What you have to do
Check each line below for the word "educacion", and copy those that have it.

[start]

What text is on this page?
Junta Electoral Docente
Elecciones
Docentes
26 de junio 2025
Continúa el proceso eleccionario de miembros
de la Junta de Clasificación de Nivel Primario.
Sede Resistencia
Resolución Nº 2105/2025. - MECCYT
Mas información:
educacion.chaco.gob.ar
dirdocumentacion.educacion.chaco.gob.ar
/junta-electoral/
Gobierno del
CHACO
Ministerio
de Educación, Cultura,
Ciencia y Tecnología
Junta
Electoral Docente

[end]

Reply
educacion.chaco.gob.ar
dirdocumentacion.educacion.chaco.gob.ar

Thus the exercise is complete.